## Exercise aim
Which lines contain the word "JSON"? Return each of them as written.

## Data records
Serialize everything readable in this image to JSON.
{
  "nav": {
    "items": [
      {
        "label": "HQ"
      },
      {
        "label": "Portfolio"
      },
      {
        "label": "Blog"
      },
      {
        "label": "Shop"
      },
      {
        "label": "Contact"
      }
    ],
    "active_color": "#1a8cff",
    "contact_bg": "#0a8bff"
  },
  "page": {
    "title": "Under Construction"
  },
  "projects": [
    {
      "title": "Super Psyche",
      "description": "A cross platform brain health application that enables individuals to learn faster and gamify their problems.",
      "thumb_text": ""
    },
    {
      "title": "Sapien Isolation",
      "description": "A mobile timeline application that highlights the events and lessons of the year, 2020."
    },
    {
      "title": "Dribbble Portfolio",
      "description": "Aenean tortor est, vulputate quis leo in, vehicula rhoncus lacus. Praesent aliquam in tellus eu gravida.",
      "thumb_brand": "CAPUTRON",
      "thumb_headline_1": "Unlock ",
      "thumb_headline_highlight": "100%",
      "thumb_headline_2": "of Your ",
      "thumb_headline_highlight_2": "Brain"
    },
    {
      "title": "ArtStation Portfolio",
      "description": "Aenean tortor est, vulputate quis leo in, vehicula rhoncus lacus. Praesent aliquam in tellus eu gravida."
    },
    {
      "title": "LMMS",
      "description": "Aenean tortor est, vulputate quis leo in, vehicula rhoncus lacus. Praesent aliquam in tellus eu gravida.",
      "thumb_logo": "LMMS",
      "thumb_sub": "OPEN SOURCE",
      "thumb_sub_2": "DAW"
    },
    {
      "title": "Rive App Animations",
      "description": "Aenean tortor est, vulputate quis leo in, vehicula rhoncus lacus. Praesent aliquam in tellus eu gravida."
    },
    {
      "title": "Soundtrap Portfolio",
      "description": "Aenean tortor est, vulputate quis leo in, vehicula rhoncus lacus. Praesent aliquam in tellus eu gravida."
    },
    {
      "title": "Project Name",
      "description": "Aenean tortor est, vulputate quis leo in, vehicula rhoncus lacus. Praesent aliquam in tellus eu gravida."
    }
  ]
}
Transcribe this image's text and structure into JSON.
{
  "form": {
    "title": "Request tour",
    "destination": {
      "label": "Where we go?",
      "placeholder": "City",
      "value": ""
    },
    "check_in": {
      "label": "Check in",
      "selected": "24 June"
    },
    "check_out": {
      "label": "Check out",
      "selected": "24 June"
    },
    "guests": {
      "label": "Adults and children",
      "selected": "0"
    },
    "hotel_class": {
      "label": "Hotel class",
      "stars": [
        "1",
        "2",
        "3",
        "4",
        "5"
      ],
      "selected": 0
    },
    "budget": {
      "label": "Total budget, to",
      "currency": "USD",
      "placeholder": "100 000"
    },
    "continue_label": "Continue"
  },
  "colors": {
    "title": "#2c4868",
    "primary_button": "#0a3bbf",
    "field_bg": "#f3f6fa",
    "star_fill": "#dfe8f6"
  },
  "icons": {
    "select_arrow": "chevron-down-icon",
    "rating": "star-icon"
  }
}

## Finished task
Serialize everything readable in this image to JSON.
Transcribe this image's text and structure into JSON.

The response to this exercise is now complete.